Exercise requirements => Copy every record below exactly as written, but leave out the pictures.
[Start of Entries]
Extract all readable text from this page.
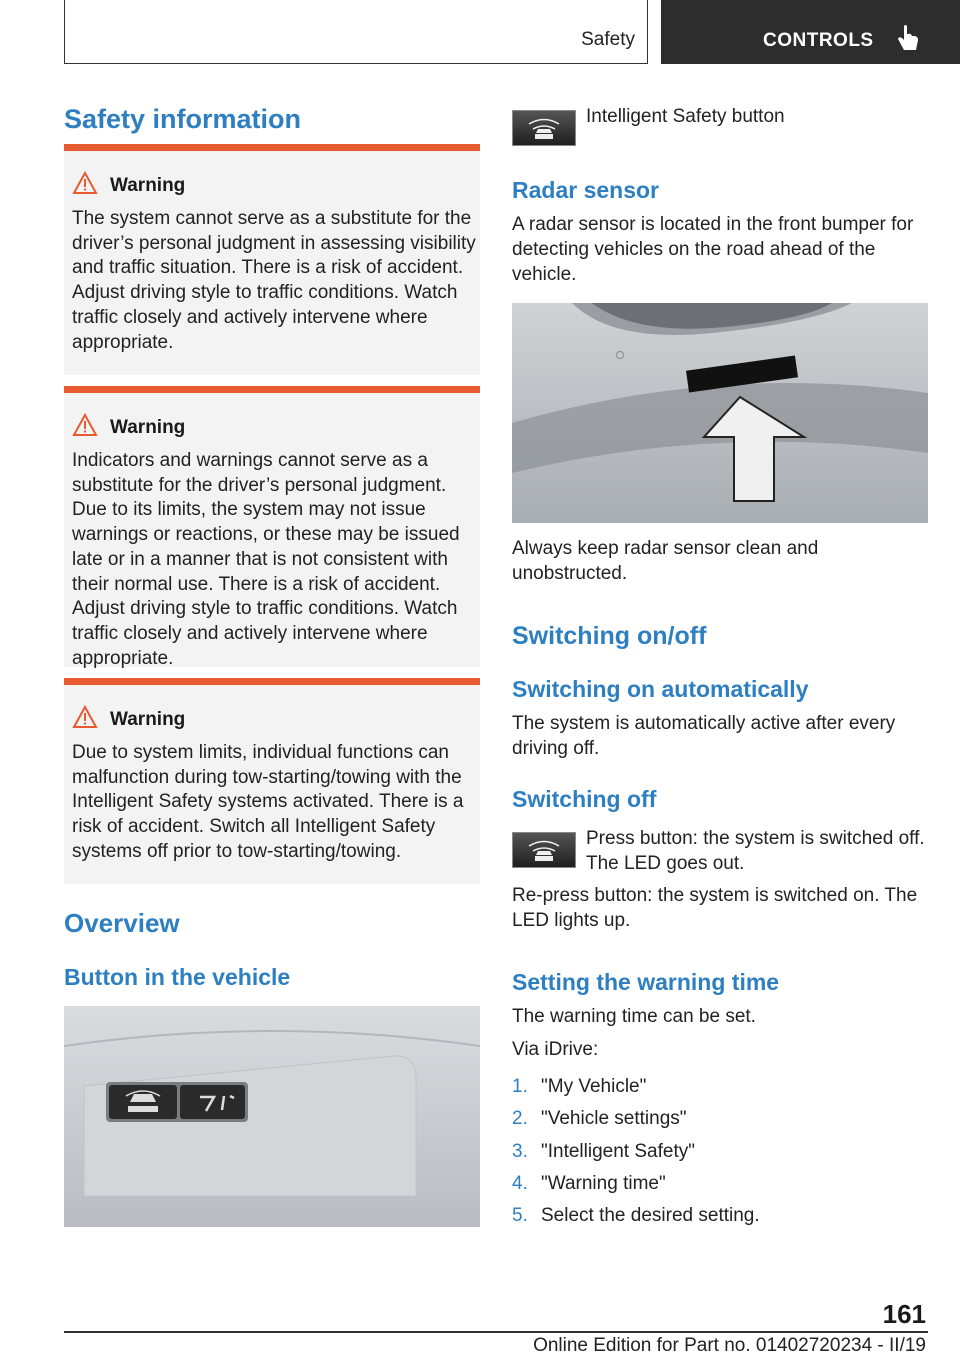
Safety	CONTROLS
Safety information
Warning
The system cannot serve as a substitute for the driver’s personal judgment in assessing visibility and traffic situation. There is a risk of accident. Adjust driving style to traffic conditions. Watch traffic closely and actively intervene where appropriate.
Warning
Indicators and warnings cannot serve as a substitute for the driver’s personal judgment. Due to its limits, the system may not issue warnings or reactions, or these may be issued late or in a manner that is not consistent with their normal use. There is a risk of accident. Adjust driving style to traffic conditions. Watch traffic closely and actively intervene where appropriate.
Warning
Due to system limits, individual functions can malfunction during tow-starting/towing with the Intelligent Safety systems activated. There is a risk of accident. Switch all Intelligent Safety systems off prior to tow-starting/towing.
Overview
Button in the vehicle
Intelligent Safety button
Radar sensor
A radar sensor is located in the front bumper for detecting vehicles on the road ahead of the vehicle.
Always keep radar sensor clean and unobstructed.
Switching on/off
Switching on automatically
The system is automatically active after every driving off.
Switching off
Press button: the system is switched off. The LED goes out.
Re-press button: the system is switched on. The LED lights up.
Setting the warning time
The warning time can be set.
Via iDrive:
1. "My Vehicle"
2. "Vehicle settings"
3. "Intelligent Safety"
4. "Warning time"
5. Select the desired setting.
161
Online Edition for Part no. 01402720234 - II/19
[End of Entries]
Task solution =>
Extract all readable text from this page.
Safety	CONTROLS
Safety information
Warning
The system cannot serve as a substitute for the driver’s personal judgment in assessing visibility and traffic situation. There is a risk of accident. Adjust driving style to traffic conditions. Watch traffic closely and actively intervene where appropriate.
Warning
Indicators and warnings cannot serve as a substitute for the driver’s personal judgment. Due to its limits, the system may not issue warnings or reactions, or these may be issued late or in a manner that is not consistent with their normal use. There is a risk of accident. Adjust driving style to traffic conditions. Watch traffic closely and actively intervene where appropriate.
Warning
Due to system limits, individual functions can malfunction during tow-starting/towing with the Intelligent Safety systems activated. There is a risk of accident. Switch all Intelligent Safety systems off prior to tow-starting/towing.
Overview
Button in the vehicle
Intelligent Safety button
Radar sensor
A radar sensor is located in the front bumper for detecting vehicles on the road ahead of the vehicle.
Always keep radar sensor clean and unobstructed.
Switching on/off
Switching on automatically
The system is automatically active after every driving off.
Switching off
Press button: the system is switched off. The LED goes out.
Re-press button: the system is switched on. The LED lights up.
Setting the warning time
The warning time can be set.
Via iDrive:
1. "My Vehicle"
2. "Vehicle settings"
3. "Intelligent Safety"
4. "Warning time"
5. Select the desired setting.
161
Online Edition for Part no. 01402720234 - II/19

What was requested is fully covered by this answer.